Data records:
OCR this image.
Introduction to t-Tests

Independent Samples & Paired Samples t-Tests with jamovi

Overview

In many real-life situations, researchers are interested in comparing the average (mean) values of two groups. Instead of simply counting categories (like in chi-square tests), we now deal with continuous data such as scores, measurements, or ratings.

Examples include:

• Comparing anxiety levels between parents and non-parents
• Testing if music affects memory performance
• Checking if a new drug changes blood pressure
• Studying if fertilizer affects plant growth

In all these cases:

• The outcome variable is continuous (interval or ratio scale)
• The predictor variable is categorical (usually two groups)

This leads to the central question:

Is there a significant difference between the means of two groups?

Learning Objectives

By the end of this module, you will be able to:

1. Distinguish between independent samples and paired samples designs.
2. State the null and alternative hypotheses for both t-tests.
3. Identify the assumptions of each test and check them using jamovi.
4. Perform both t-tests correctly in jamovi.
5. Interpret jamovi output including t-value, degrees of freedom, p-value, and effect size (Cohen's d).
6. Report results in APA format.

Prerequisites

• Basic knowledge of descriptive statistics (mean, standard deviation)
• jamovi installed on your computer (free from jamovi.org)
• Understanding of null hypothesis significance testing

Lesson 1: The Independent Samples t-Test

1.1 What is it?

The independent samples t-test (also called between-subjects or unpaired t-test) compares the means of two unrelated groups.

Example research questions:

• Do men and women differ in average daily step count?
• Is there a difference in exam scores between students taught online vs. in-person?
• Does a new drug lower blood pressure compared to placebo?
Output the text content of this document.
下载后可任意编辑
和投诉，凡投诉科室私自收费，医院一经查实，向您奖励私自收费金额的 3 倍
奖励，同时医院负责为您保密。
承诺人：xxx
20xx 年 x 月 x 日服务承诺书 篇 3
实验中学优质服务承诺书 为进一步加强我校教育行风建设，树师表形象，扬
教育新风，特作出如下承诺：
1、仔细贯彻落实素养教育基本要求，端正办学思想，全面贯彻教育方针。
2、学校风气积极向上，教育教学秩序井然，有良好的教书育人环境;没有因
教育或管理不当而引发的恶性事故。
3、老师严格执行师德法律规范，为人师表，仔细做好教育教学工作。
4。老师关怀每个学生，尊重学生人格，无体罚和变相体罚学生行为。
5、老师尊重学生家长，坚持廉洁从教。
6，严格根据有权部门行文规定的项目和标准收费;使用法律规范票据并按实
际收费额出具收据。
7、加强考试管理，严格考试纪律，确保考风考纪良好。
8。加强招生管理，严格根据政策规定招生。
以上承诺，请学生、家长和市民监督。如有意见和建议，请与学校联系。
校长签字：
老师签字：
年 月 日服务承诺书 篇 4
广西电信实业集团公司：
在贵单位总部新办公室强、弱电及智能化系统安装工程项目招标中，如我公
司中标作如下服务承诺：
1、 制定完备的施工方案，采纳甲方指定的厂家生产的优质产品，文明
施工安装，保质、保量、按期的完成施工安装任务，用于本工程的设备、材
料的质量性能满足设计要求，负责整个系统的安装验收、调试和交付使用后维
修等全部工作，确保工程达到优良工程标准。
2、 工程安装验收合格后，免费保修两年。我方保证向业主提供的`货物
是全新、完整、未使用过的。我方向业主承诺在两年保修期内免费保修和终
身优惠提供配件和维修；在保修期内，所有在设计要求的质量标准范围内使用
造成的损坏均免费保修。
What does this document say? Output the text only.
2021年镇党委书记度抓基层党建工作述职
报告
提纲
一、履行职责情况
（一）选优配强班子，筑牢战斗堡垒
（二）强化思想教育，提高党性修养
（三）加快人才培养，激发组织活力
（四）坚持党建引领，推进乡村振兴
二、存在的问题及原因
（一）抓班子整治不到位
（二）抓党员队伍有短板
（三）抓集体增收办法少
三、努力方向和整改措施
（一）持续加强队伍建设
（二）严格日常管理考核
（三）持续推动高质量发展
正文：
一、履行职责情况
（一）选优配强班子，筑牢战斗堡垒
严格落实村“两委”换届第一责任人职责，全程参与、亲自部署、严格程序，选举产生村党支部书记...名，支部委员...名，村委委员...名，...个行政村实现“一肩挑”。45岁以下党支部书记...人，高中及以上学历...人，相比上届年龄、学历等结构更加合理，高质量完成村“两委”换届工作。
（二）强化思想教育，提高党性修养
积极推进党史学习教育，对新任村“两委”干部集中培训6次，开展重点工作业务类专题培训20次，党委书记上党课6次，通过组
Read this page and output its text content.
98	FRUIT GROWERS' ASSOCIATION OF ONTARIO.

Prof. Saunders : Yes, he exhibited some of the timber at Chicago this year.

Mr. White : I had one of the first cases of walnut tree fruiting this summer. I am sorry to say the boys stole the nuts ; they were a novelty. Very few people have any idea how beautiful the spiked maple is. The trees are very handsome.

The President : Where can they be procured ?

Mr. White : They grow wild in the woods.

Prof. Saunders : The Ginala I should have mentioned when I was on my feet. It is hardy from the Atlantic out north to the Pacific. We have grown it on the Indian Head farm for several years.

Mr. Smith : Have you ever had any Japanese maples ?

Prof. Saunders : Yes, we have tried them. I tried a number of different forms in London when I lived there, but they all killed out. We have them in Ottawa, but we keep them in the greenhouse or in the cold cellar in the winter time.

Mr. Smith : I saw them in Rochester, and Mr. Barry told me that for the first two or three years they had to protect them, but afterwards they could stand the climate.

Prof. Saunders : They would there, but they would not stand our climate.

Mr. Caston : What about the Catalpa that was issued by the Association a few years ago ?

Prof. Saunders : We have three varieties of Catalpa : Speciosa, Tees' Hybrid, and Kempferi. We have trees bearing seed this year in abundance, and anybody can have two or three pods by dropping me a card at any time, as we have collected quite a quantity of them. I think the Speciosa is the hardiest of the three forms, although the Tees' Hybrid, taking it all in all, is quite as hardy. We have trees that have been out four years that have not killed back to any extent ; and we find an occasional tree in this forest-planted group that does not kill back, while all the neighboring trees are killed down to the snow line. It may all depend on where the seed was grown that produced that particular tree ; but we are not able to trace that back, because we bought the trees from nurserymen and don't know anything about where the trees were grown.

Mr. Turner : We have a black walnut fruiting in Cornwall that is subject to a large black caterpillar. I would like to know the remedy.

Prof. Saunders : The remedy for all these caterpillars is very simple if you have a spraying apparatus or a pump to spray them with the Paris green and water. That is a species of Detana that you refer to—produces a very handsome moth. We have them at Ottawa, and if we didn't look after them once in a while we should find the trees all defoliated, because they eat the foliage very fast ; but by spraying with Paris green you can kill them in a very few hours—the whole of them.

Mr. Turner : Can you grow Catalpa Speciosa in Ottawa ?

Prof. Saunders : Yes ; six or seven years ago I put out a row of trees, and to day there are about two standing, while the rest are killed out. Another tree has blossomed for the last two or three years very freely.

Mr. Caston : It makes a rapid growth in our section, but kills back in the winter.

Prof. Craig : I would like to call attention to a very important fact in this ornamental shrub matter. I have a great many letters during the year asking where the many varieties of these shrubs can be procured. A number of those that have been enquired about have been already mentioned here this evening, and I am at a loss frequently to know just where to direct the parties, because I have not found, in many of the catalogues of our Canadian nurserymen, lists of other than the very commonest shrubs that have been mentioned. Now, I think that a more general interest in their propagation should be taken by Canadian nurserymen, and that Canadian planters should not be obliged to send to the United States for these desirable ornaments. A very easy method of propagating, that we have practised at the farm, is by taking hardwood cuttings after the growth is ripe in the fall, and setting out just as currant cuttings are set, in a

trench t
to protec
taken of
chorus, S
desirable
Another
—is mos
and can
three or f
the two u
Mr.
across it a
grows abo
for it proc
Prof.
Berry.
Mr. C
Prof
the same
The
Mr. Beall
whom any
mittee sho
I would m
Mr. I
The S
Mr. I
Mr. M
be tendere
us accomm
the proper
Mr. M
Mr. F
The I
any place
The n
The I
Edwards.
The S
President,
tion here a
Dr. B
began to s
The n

DIRECTIVE: Transcribe each entry precisely, missing none.

RESULT:
OCR this image.
Introduction to t-Tests

Independent Samples & Paired Samples t-Tests with jamovi

Overview

In many real-life situations, researchers are interested in comparing the average (mean) values of two groups. Instead of simply counting categories (like in chi-square tests), we now deal with continuous data such as scores, measurements, or ratings.

Examples include:

• Comparing anxiety levels between parents and non-parents
• Testing if music affects memory performance
• Checking if a new drug changes blood pressure
• Studying if fertilizer affects plant growth

In all these cases:

• The outcome variable is continuous (interval or ratio scale)
• The predictor variable is categorical (usually two groups)

This leads to the central question:

Is there a significant difference between the means of two groups?

Learning Objectives

By the end of this module, you will be able to:

1. Distinguish between independent samples and paired samples designs.
2. State the null and alternative hypotheses for both t-tests.
3. Identify the assumptions of each test and check them using jamovi.
4. Perform both t-tests correctly in jamovi.
5. Interpret jamovi output including t-value, degrees of freedom, p-value, and effect size (Cohen's d).
6. Report results in APA format.

Prerequisites

• Basic knowledge of descriptive statistics (mean, standard deviation)
• jamovi installed on your computer (free from jamovi.org)
• Understanding of null hypothesis significance testing

Lesson 1: The Independent Samples t-Test

1.1 What is it?

The independent samples t-test (also called between-subjects or unpaired t-test) compares the means of two unrelated groups.

Example research questions:

• Do men and women differ in average daily step count?
• Is there a difference in exam scores between students taught online vs. in-person?
• Does a new drug lower blood pressure compared to placebo?
Output the text content of this document.
下载后可任意编辑
和投诉，凡投诉科室私自收费，医院一经查实，向您奖励私自收费金额的 3 倍
奖励，同时医院负责为您保密。
承诺人：xxx
20xx 年 x 月 x 日服务承诺书 篇 3
实验中学优质服务承诺书 为进一步加强我校教育行风建设，树师表形象，扬
教育新风，特作出如下承诺：
1、仔细贯彻落实素养教育基本要求，端正办学思想，全面贯彻教育方针。
2、学校风气积极向上，教育教学秩序井然，有良好的教书育人环境;没有因
教育或管理不当而引发的恶性事故。
3、老师严格执行师德法律规范，为人师表，仔细做好教育教学工作。
4。老师关怀每个学生，尊重学生人格，无体罚和变相体罚学生行为。
5、老师尊重学生家长，坚持廉洁从教。
6，严格根据有权部门行文规定的项目和标准收费;使用法律规范票据并按实
际收费额出具收据。
7、加强考试管理，严格考试纪律，确保考风考纪良好。
8。加强招生管理，严格根据政策规定招生。
以上承诺，请学生、家长和市民监督。如有意见和建议，请与学校联系。
校长签字：
老师签字：
年 月 日服务承诺书 篇 4
广西电信实业集团公司：
在贵单位总部新办公室强、弱电及智能化系统安装工程项目招标中，如我公
司中标作如下服务承诺：
1、 制定完备的施工方案，采纳甲方指定的厂家生产的优质产品，文明
施工安装，保质、保量、按期的完成施工安装任务，用于本工程的设备、材
料的质量性能满足设计要求，负责整个系统的安装验收、调试和交付使用后维
修等全部工作，确保工程达到优良工程标准。
2、 工程安装验收合格后，免费保修两年。我方保证向业主提供的`货物
是全新、完整、未使用过的。我方向业主承诺在两年保修期内免费保修和终
身优惠提供配件和维修；在保修期内，所有在设计要求的质量标准范围内使用
造成的损坏均免费保修。
What does this document say? Output the text only.
2021年镇党委书记度抓基层党建工作述职
报告
提纲
一、履行职责情况
（一）选优配强班子，筑牢战斗堡垒
（二）强化思想教育，提高党性修养
（三）加快人才培养，激发组织活力
（四）坚持党建引领，推进乡村振兴
二、存在的问题及原因
（一）抓班子整治不到位
（二）抓党员队伍有短板
（三）抓集体增收办法少
三、努力方向和整改措施
（一）持续加强队伍建设
（二）严格日常管理考核
（三）持续推动高质量发展
正文：
一、履行职责情况
（一）选优配强班子，筑牢战斗堡垒
严格落实村“两委”换届第一责任人职责，全程参与、亲自部署、严格程序，选举产生村党支部书记...名，支部委员...名，村委委员...名，...个行政村实现“一肩挑”。45岁以下党支部书记...人，高中及以上学历...人，相比上届年龄、学历等结构更加合理，高质量完成村“两委”换届工作。
（二）强化思想教育，提高党性修养
积极推进党史学习教育，对新任村“两委”干部集中培训6次，开展重点工作业务类专题培训20次，党委书记上党课6次，通过组
Read this page and output its text content.
98	FRUIT GROWERS' ASSOCIATION OF ONTARIO.

Prof. Saunders : Yes, he exhibited some of the timber at Chicago this year.

Mr. White : I had one of the first cases of walnut tree fruiting this summer. I am sorry to say the boys stole the nuts ; they were a novelty. Very few people have any idea how beautiful the spiked maple is. The trees are very handsome.

The President : Where can they be procured ?

Mr. White : They grow wild in the woods.

Prof. Saunders : The Ginala I should have mentioned when I was on my feet. It is hardy from the Atlantic out north to the Pacific. We have grown it on the Indian Head farm for several years.

Mr. Smith : Have you ever had any Japanese maples ?

Prof. Saunders : Yes, we have tried them. I tried a number of different forms in London when I lived there, but they all killed out. We have them in Ottawa, but we keep them in the greenhouse or in the cold cellar in the winter time.

Mr. Smith : I saw them in Rochester, and Mr. Barry told me that for the first two or three years they had to protect them, but afterwards they could stand the climate.

Prof. Saunders : They would there, but they would not stand our climate.

Mr. Caston : What about the Catalpa that was issued by the Association a few years ago ?

Prof. Saunders : We have three varieties of Catalpa : Speciosa, Tees' Hybrid, and Kempferi. We have trees bearing seed this year in abundance, and anybody can have two or three pods by dropping me a card at any time, as we have collected quite a quantity of them. I think the Speciosa is the hardiest of the three forms, although the Tees' Hybrid, taking it all in all, is quite as hardy. We have trees that have been out four years that have not killed back to any extent ; and we find an occasional tree in this forest-planted group that does not kill back, while all the neighboring trees are killed down to the snow line. It may all depend on where the seed was grown that produced that particular tree ; but we are not able to trace that back, because we bought the trees from nurserymen and don't know anything about where the trees were grown.

Mr. Turner : We have a black walnut fruiting in Cornwall that is subject to a large black caterpillar. I would like to know the remedy.

Prof. Saunders : The remedy for all these caterpillars is very simple if you have a spraying apparatus or a pump to spray them with the Paris green and water. That is a species of Detana that you refer to—produces a very handsome moth. We have them at Ottawa, and if we didn't look after them once in a while we should find the trees all defoliated, because they eat the foliage very fast ; but by spraying with Paris green you can kill them in a very few hours—the whole of them.

Mr. Turner : Can you grow Catalpa Speciosa in Ottawa ?

Prof. Saunders : Yes ; six or seven years ago I put out a row of trees, and to day there are about two standing, while the rest are killed out. Another tree has blossomed for the last two or three years very freely.

Mr. Caston : It makes a rapid growth in our section, but kills back in the winter.

Prof. Craig : I would like to call attention to a very important fact in this ornamental shrub matter. I have a great many letters during the year asking where the many varieties of these shrubs can be procured. A number of those that have been enquired about have been already mentioned here this evening, and I am at a loss frequently to know just where to direct the parties, because I have not found, in many of the catalogues of our Canadian nurserymen, lists of other than the very commonest shrubs that have been mentioned. Now, I think that a more general interest in their propagation should be taken by Canadian nurserymen, and that Canadian planters should not be obliged to send to the United States for these desirable ornaments. A very easy method of propagating, that we have practised at the farm, is by taking hardwood cuttings after the growth is ripe in the fall, and setting out just as currant cuttings are set, in a

trench t
to protec
taken of
chorus, S
desirable
Another
—is mos
and can
three or f
the two u
Mr.
across it a
grows abo
for it proc
Prof.
Berry.
Mr. C
Prof
the same
The
Mr. Beall
whom any
mittee sho
I would m
Mr. I
The S
Mr. I
Mr. M
be tendere
us accomm
the proper
Mr. M
Mr. F
The I
any place
The n
The I
Edwards.
The S
President,
tion here a
Dr. B
began to s
The n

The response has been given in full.